Task objective:
Skip every picture and transcribe the remaining material exactly.

-- start --

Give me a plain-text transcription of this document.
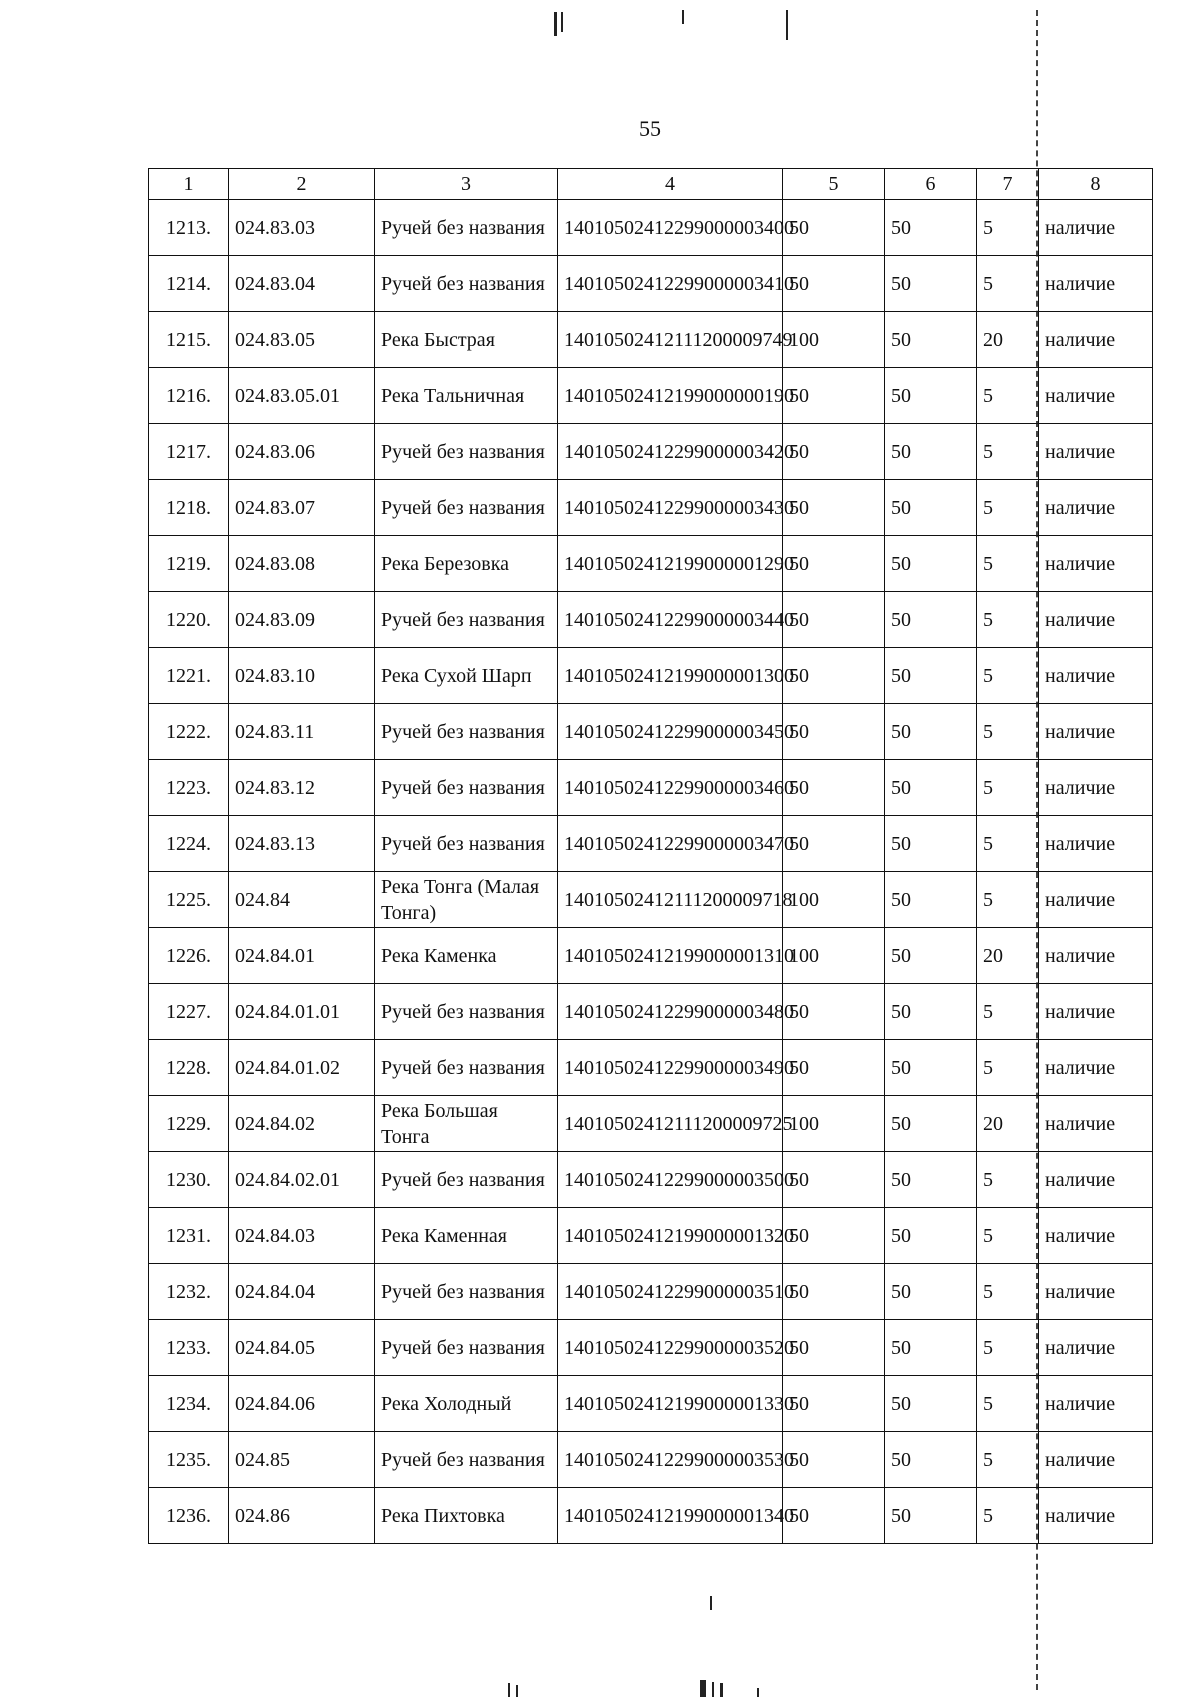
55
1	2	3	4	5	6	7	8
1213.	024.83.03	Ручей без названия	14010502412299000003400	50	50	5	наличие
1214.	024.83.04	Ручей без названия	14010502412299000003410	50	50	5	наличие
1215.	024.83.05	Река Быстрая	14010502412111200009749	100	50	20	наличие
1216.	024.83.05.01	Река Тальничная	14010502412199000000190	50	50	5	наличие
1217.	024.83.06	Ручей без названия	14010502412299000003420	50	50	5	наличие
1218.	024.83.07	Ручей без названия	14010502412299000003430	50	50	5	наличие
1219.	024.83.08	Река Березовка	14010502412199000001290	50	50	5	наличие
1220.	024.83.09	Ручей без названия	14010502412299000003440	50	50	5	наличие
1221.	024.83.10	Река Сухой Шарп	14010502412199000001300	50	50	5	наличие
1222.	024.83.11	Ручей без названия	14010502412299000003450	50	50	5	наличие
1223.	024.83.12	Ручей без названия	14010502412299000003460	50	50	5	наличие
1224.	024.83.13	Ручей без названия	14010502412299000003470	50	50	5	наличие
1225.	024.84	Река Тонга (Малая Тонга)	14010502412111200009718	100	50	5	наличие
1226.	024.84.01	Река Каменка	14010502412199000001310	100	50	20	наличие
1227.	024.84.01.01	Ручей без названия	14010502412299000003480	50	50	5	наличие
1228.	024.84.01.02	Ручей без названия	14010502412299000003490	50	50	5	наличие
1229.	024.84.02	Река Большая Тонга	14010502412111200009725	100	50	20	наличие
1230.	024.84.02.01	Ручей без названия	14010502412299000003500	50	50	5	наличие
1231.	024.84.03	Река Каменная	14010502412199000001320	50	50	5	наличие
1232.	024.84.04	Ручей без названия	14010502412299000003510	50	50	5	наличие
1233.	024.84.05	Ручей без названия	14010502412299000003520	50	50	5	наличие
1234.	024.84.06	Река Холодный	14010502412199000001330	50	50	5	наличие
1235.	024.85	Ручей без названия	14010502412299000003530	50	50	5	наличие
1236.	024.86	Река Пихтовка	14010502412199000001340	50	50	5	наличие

-- end --

Response:
Give me a plain-text transcription of this document.
55
1	2	3	4	5	6	7	8
1213.	024.83.03	Ручей без названия	14010502412299000003400	50	50	5	наличие
1214.	024.83.04	Ручей без названия	14010502412299000003410	50	50	5	наличие
1215.	024.83.05	Река Быстрая	14010502412111200009749	100	50	20	наличие
1216.	024.83.05.01	Река Тальничная	14010502412199000000190	50	50	5	наличие
1217.	024.83.06	Ручей без названия	14010502412299000003420	50	50	5	наличие
1218.	024.83.07	Ручей без названия	14010502412299000003430	50	50	5	наличие
1219.	024.83.08	Река Березовка	14010502412199000001290	50	50	5	наличие
1220.	024.83.09	Ручей без названия	14010502412299000003440	50	50	5	наличие
1221.	024.83.10	Река Сухой Шарп	14010502412199000001300	50	50	5	наличие
1222.	024.83.11	Ручей без названия	14010502412299000003450	50	50	5	наличие
1223.	024.83.12	Ручей без названия	14010502412299000003460	50	50	5	наличие
1224.	024.83.13	Ручей без названия	14010502412299000003470	50	50	5	наличие
1225.	024.84	Река Тонга (Малая Тонга)	14010502412111200009718	100	50	5	наличие
1226.	024.84.01	Река Каменка	14010502412199000001310	100	50	20	наличие
1227.	024.84.01.01	Ручей без названия	14010502412299000003480	50	50	5	наличие
1228.	024.84.01.02	Ручей без названия	14010502412299000003490	50	50	5	наличие
1229.	024.84.02	Река Большая Тонга	14010502412111200009725	100	50	20	наличие
1230.	024.84.02.01	Ручей без названия	14010502412299000003500	50	50	5	наличие
1231.	024.84.03	Река Каменная	14010502412199000001320	50	50	5	наличие
1232.	024.84.04	Ручей без названия	14010502412299000003510	50	50	5	наличие
1233.	024.84.05	Ручей без названия	14010502412299000003520	50	50	5	наличие
1234.	024.84.06	Река Холодный	14010502412199000001330	50	50	5	наличие
1235.	024.85	Ручей без названия	14010502412299000003530	50	50	5	наличие
1236.	024.86	Река Пихтовка	14010502412199000001340	50	50	5	наличие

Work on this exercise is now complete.